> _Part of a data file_
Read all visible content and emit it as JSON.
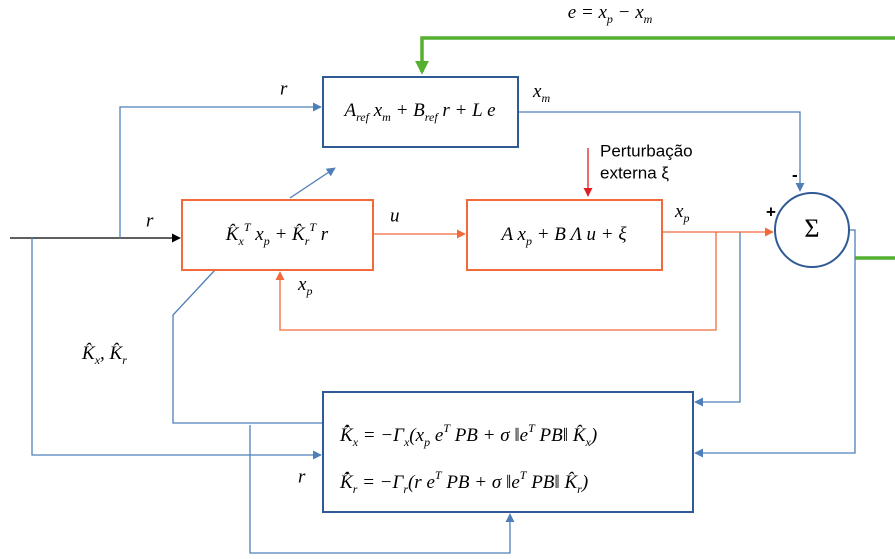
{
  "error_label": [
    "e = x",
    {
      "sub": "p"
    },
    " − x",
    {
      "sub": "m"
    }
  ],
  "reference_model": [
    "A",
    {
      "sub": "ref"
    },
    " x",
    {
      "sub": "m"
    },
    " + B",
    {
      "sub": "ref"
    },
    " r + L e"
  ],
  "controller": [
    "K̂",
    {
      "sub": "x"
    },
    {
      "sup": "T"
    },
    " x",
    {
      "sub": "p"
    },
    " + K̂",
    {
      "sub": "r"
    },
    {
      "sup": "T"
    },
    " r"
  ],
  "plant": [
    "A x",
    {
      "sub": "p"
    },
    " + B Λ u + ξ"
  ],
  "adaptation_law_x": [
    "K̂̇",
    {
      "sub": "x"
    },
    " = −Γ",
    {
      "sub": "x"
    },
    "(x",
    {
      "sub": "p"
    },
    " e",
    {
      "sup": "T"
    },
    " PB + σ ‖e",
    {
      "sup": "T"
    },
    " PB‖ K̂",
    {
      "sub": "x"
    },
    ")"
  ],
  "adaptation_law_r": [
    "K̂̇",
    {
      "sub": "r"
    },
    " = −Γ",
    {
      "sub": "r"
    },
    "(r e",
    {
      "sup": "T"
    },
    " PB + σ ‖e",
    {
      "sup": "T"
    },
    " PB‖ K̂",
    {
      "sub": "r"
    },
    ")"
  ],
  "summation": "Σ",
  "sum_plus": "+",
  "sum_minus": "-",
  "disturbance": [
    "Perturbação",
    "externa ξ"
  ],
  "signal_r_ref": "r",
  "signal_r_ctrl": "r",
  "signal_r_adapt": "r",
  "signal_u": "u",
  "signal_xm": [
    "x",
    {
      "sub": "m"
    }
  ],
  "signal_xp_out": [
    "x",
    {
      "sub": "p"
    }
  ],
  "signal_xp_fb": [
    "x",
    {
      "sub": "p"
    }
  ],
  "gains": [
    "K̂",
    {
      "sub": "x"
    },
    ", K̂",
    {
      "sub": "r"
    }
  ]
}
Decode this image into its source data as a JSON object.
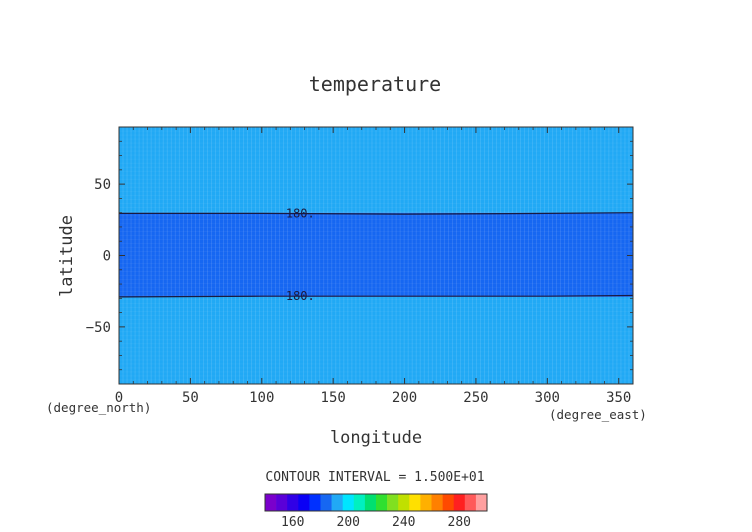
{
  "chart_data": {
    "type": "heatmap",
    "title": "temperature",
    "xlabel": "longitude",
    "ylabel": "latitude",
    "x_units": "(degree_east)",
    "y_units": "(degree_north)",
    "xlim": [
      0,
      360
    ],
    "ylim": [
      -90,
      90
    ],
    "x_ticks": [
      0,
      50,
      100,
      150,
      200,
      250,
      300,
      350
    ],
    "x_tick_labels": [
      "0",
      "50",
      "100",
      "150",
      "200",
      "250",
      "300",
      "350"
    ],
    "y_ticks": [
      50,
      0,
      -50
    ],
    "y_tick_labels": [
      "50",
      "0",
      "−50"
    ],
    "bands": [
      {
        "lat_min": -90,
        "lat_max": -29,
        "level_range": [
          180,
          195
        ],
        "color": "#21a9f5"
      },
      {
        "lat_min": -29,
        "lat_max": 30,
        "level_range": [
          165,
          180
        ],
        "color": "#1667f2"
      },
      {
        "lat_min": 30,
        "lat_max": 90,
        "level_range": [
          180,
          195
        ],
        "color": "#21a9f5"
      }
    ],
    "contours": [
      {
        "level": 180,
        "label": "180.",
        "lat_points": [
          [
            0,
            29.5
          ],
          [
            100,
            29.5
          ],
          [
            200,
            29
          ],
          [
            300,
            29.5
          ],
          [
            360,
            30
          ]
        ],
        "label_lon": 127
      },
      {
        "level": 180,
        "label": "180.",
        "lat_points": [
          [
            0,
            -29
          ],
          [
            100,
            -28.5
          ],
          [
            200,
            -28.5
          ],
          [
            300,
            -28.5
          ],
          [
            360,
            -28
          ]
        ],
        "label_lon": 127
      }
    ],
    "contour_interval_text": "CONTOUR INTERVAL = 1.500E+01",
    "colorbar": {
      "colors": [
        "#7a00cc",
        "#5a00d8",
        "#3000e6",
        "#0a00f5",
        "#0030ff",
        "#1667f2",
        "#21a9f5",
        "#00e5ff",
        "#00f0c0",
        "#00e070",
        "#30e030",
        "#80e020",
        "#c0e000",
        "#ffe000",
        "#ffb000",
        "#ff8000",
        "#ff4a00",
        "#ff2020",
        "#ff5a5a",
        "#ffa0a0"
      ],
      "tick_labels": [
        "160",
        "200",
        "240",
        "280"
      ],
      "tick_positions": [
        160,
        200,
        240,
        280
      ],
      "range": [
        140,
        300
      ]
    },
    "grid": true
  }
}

> _Task objective_
Repeat the data in full and exactly. Omit pictures.

> _Solution_
Read all visible content and emit it as JSON.
{
  "error_label": [
    "e = x",
    {
      "sub": "p"
    },
    " − x",
    {
      "sub": "m"
    }
  ],
  "reference_model": [
    "A",
    {
      "sub": "ref"
    },
    " x",
    {
      "sub": "m"
    },
    " + B",
    {
      "sub": "ref"
    },
    " r + L e"
  ],
  "controller": [
    "K̂",
    {
      "sub": "x"
    },
    {
      "sup": "T"
    },
    " x",
    {
      "sub": "p"
    },
    " + K̂",
    {
      "sub": "r"
    },
    {
      "sup": "T"
    },
    " r"
  ],
  "plant": [
    "A x",
    {
      "sub": "p"
    },
    " + B Λ u + ξ"
  ],
  "adaptation_law_x": [
    "K̂̇",
    {
      "sub": "x"
    },
    " = −Γ",
    {
      "sub": "x"
    },
    "(x",
    {
      "sub": "p"
    },
    " e",
    {
      "sup": "T"
    },
    " PB + σ ‖e",
    {
      "sup": "T"
    },
    " PB‖ K̂",
    {
      "sub": "x"
    },
    ")"
  ],
  "adaptation_law_r": [
    "K̂̇",
    {
      "sub": "r"
    },
    " = −Γ",
    {
      "sub": "r"
    },
    "(r e",
    {
      "sup": "T"
    },
    " PB + σ ‖e",
    {
      "sup": "T"
    },
    " PB‖ K̂",
    {
      "sub": "r"
    },
    ")"
  ],
  "summation": "Σ",
  "sum_plus": "+",
  "sum_minus": "-",
  "disturbance": [
    "Perturbação",
    "externa ξ"
  ],
  "signal_r_ref": "r",
  "signal_r_ctrl": "r",
  "signal_r_adapt": "r",
  "signal_u": "u",
  "signal_xm": [
    "x",
    {
      "sub": "m"
    }
  ],
  "signal_xp_out": [
    "x",
    {
      "sub": "p"
    }
  ],
  "signal_xp_fb": [
    "x",
    {
      "sub": "p"
    }
  ],
  "gains": [
    "K̂",
    {
      "sub": "x"
    },
    ", K̂",
    {
      "sub": "r"
    }
  ]
}
Decode this image into its source data as a JSON object.
{
  "chart_data": {
    "type": "heatmap",
    "title": "temperature",
    "xlabel": "longitude",
    "ylabel": "latitude",
    "x_units": "(degree_east)",
    "y_units": "(degree_north)",
    "xlim": [
      0,
      360
    ],
    "ylim": [
      -90,
      90
    ],
    "x_ticks": [
      0,
      50,
      100,
      150,
      200,
      250,
      300,
      350
    ],
    "x_tick_labels": [
      "0",
      "50",
      "100",
      "150",
      "200",
      "250",
      "300",
      "350"
    ],
    "y_ticks": [
      50,
      0,
      -50
    ],
    "y_tick_labels": [
      "50",
      "0",
      "−50"
    ],
    "bands": [
      {
        "lat_min": -90,
        "lat_max": -29,
        "level_range": [
          180,
          195
        ],
        "color": "#21a9f5"
      },
      {
        "lat_min": -29,
        "lat_max": 30,
        "level_range": [
          165,
          180
        ],
        "color": "#1667f2"
      },
      {
        "lat_min": 30,
        "lat_max": 90,
        "level_range": [
          180,
          195
        ],
        "color": "#21a9f5"
      }
    ],
    "contours": [
      {
        "level": 180,
        "label": "180.",
        "lat_points": [
          [
            0,
            29.5
          ],
          [
            100,
            29.5
          ],
          [
            200,
            29
          ],
          [
            300,
            29.5
          ],
          [
            360,
            30
          ]
        ],
        "label_lon": 127
      },
      {
        "level": 180,
        "label": "180.",
        "lat_points": [
          [
            0,
            -29
          ],
          [
            100,
            -28.5
          ],
          [
            200,
            -28.5
          ],
          [
            300,
            -28.5
          ],
          [
            360,
            -28
          ]
        ],
        "label_lon": 127
      }
    ],
    "contour_interval_text": "CONTOUR INTERVAL = 1.500E+01",
    "colorbar": {
      "colors": [
        "#7a00cc",
        "#5a00d8",
        "#3000e6",
        "#0a00f5",
        "#0030ff",
        "#1667f2",
        "#21a9f5",
        "#00e5ff",
        "#00f0c0",
        "#00e070",
        "#30e030",
        "#80e020",
        "#c0e000",
        "#ffe000",
        "#ffb000",
        "#ff8000",
        "#ff4a00",
        "#ff2020",
        "#ff5a5a",
        "#ffa0a0"
      ],
      "tick_labels": [
        "160",
        "200",
        "240",
        "280"
      ],
      "tick_positions": [
        160,
        200,
        240,
        280
      ],
      "range": [
        140,
        300
      ]
    },
    "grid": true
  }
}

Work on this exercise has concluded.